**WRITTEN INSTRUCTION 1**. In the judgment excerpt, on what date did succession open on the death of the father?

**EXTRACT PROVIDED**.
§

17. Having considered the grounds urged in the second
appeal and the material available on record, admittedly there is
no dispute with regard to the relationship between the parties.
The main contention of the learned counsel for the appellants in
this second appeal by relying upon the judgment of the Apex
Court in the case of G. Sekar (supra) is with regard to vesting of
right where succession had already taken place. Operation of
2005 Amendment Act is prospective in nature as held by the
Apex Court and also the judgment of this Court in the case of
Rajendra (supra) wherein it is held by this Court that
amendment operates prospectively and it is also observed that
succession opened on 05.05.1992 on the death of the father i.e.,
prior to amendment to Section 6 in the year 2005 and hence the
very contention of the learned counsel for the appellants that the
Trial Court as well as the First Appellate Court have ignored the
document of registered partition which came into existence in
1997 and amendment came into effect in the year 2005. At the
most, the daughter is entitled for 1/5th share out of the share of
the father and not equal share in respect of the suit schedule
properties.

§

**PROVIDED MATERIAL**.

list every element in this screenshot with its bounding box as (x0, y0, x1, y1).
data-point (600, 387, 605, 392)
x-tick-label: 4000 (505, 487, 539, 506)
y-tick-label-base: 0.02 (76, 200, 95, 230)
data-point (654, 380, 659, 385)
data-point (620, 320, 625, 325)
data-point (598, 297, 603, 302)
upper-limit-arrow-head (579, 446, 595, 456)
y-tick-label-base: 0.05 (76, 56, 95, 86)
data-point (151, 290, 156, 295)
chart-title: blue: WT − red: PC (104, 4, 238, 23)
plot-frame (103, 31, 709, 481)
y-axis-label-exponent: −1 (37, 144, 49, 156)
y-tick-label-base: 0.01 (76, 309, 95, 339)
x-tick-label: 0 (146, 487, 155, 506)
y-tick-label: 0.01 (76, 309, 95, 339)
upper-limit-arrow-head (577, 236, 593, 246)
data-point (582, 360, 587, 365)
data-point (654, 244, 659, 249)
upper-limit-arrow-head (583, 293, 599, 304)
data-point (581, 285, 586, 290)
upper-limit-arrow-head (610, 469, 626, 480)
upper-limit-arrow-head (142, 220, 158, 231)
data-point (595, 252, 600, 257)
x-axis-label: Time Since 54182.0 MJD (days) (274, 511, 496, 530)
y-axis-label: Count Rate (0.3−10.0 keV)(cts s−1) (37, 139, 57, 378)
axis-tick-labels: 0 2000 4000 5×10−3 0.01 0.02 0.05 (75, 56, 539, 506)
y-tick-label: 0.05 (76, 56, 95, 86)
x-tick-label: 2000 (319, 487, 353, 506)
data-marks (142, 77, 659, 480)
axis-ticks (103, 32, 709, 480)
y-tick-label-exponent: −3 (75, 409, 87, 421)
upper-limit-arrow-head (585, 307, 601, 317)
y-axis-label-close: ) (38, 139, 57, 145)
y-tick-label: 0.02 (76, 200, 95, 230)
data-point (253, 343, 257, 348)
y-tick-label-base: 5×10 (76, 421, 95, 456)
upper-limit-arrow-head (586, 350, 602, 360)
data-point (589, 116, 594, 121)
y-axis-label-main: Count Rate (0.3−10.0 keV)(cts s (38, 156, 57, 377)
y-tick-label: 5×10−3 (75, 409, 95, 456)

§

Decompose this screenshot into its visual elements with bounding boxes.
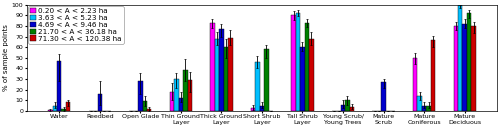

§

**WRITTEN INSTRUCTION 2**. Write out the listing lines verbatim, starting at the one that contains "list every element" and ending at the one that contains "axis-tick-labels: 0 2000".

**OUTPUT 1**. 05.05.1992

**OUTPUT 2**.
list every element in this screenshot with its bounding box as (x0, y0, x1, y1).
data-point (600, 387, 605, 392)
x-tick-label: 4000 (505, 487, 539, 506)
y-tick-label-base: 0.02 (76, 200, 95, 230)
data-point (654, 380, 659, 385)
data-point (620, 320, 625, 325)
data-point (598, 297, 603, 302)
upper-limit-arrow-head (579, 446, 595, 456)
y-tick-label-base: 0.05 (76, 56, 95, 86)
data-point (151, 290, 156, 295)
chart-title: blue: WT − red: PC (104, 4, 238, 23)
plot-frame (103, 31, 709, 481)
y-axis-label-exponent: −1 (37, 144, 49, 156)
y-tick-label-base: 0.01 (76, 309, 95, 339)
x-tick-label: 0 (146, 487, 155, 506)
y-tick-label: 0.01 (76, 309, 95, 339)
upper-limit-arrow-head (577, 236, 593, 246)
data-point (582, 360, 587, 365)
data-point (654, 244, 659, 249)
upper-limit-arrow-head (583, 293, 599, 304)
data-point (581, 285, 586, 290)
upper-limit-arrow-head (610, 469, 626, 480)
upper-limit-arrow-head (142, 220, 158, 231)
data-point (595, 252, 600, 257)
x-axis-label: Time Since 54182.0 MJD (days) (274, 511, 496, 530)
y-axis-label: Count Rate (0.3−10.0 keV)(cts s−1) (37, 139, 57, 378)
axis-tick-labels: 0 2000 4000 5×10−3 0.01 0.02 0.05 (75, 56, 539, 506)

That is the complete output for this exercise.